— Work to do —
Reproduce each line from the records that holds "name".

»»

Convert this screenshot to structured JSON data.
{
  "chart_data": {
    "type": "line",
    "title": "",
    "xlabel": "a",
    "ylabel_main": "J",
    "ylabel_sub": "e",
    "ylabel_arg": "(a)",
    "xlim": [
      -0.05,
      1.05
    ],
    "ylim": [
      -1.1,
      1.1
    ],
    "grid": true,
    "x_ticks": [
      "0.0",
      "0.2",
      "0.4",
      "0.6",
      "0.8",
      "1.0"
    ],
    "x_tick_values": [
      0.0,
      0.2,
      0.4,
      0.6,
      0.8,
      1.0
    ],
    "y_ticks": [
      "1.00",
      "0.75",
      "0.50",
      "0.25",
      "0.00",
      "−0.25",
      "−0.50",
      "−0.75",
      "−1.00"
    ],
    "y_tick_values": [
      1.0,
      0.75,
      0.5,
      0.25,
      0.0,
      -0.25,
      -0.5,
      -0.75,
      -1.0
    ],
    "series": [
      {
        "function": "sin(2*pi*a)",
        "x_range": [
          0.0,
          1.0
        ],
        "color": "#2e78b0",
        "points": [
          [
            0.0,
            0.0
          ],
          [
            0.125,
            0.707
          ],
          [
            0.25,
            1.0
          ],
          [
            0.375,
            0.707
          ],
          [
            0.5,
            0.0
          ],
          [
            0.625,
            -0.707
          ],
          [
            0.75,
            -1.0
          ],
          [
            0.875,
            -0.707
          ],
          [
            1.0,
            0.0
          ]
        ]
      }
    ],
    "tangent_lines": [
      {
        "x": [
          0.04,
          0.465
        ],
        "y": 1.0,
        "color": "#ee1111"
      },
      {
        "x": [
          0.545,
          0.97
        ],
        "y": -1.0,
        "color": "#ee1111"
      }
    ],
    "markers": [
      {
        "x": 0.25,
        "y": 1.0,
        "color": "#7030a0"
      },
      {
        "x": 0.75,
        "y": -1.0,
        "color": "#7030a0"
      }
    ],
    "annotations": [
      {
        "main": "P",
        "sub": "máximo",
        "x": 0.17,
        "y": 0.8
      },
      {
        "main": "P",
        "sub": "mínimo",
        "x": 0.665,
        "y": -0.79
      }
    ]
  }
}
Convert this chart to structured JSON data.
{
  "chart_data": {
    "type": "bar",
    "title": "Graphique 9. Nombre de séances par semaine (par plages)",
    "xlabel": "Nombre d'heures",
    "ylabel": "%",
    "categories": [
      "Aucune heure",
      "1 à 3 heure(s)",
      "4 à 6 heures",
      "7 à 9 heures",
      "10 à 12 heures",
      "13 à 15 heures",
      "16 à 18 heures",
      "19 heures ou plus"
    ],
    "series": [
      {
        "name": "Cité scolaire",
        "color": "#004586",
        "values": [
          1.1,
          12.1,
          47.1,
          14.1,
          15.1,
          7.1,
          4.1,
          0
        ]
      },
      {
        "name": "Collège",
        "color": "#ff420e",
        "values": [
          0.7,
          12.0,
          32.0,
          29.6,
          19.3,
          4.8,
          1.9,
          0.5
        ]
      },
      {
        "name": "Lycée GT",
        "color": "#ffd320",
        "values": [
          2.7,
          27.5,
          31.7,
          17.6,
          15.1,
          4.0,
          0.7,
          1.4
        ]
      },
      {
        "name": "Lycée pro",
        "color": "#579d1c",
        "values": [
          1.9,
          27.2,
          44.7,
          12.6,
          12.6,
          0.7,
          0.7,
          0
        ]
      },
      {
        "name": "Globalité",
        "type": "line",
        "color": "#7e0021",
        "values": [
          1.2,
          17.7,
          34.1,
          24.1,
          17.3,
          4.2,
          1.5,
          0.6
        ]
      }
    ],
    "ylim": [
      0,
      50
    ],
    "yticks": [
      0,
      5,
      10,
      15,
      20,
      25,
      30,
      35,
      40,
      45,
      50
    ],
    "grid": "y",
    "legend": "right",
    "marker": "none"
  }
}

««

— Task response —
        "name": "Cité scolaire",
        "name": "Collège",
        "name": "Lycée GT",
        "name": "Lycée pro",
        "name": "Globalité",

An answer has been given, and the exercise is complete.